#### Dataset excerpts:
######

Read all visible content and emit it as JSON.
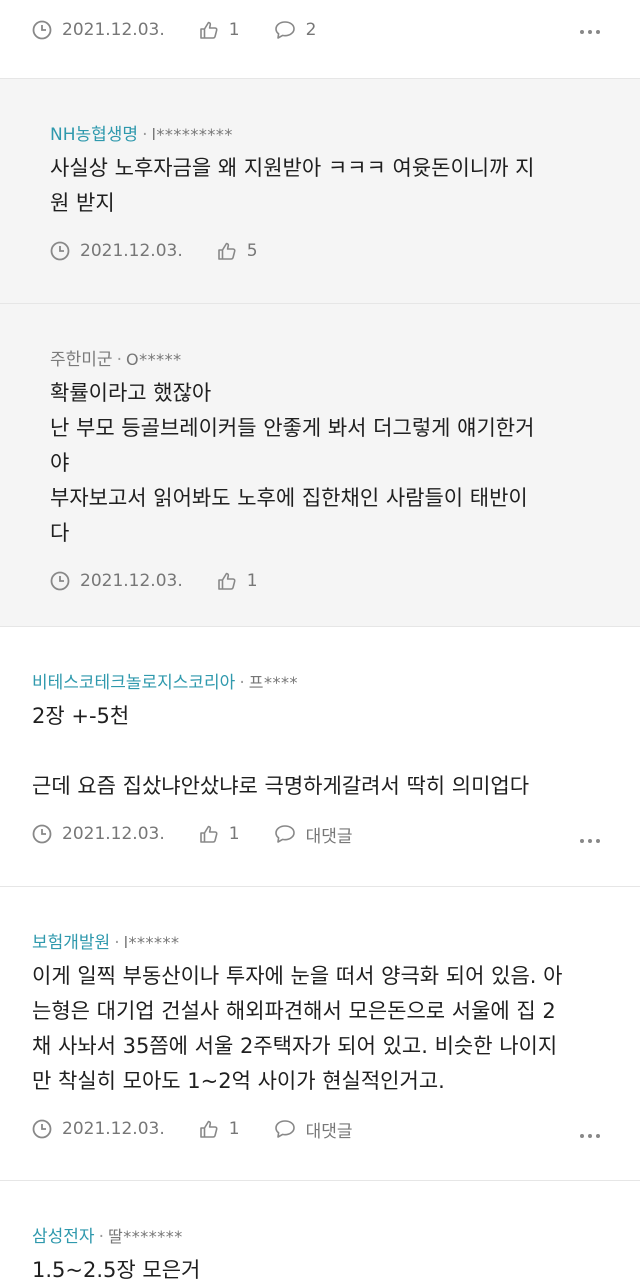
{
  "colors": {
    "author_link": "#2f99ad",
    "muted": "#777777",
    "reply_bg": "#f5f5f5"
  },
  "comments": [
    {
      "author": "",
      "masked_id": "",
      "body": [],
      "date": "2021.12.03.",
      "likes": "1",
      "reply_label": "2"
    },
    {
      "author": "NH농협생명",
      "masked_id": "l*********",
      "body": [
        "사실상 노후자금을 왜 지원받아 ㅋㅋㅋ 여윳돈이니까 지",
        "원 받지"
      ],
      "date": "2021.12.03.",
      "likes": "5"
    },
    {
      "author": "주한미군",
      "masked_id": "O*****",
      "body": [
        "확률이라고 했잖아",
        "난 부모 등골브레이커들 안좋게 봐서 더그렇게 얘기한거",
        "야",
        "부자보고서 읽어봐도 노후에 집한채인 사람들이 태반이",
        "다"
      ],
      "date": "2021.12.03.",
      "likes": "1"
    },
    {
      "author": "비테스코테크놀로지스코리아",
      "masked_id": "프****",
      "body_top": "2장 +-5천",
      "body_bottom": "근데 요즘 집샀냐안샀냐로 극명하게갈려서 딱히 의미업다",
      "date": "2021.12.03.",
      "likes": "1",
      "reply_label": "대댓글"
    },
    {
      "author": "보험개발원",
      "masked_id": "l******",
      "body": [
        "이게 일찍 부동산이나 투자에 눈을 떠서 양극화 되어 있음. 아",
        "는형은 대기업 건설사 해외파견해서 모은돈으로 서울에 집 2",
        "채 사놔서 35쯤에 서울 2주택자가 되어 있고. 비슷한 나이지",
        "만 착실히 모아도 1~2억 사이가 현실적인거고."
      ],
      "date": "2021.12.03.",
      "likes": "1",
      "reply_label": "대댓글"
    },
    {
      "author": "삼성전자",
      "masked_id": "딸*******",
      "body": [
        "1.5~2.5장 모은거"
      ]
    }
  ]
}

######

#### GIVEN REQUEST:
Repeat the data in full and exactly. Omit pictures.

#### ANSWER FOR THIS EXERCISE:
Read all visible content and emit it as JSON.
{
  "colors": {
    "author_link": "#2f99ad",
    "muted": "#777777",
    "reply_bg": "#f5f5f5"
  },
  "comments": [
    {
      "author": "",
      "masked_id": "",
      "body": [],
      "date": "2021.12.03.",
      "likes": "1",
      "reply_label": "2"
    },
    {
      "author": "NH농협생명",
      "masked_id": "l*********",
      "body": [
        "사실상 노후자금을 왜 지원받아 ㅋㅋㅋ 여윳돈이니까 지",
        "원 받지"
      ],
      "date": "2021.12.03.",
      "likes": "5"
    },
    {
      "author": "주한미군",
      "masked_id": "O*****",
      "body": [
        "확률이라고 했잖아",
        "난 부모 등골브레이커들 안좋게 봐서 더그렇게 얘기한거",
        "야",
        "부자보고서 읽어봐도 노후에 집한채인 사람들이 태반이",
        "다"
      ],
      "date": "2021.12.03.",
      "likes": "1"
    },
    {
      "author": "비테스코테크놀로지스코리아",
      "masked_id": "프****",
      "body_top": "2장 +-5천",
      "body_bottom": "근데 요즘 집샀냐안샀냐로 극명하게갈려서 딱히 의미업다",
      "date": "2021.12.03.",
      "likes": "1",
      "reply_label": "대댓글"
    },
    {
      "author": "보험개발원",
      "masked_id": "l******",
      "body": [
        "이게 일찍 부동산이나 투자에 눈을 떠서 양극화 되어 있음. 아",
        "는형은 대기업 건설사 해외파견해서 모은돈으로 서울에 집 2",
        "채 사놔서 35쯤에 서울 2주택자가 되어 있고. 비슷한 나이지",
        "만 착실히 모아도 1~2억 사이가 현실적인거고."
      ],
      "date": "2021.12.03.",
      "likes": "1",
      "reply_label": "대댓글"
    },
    {
      "author": "삼성전자",
      "masked_id": "딸*******",
      "body": [
        "1.5~2.5장 모은거"
      ]
    }
  ]
}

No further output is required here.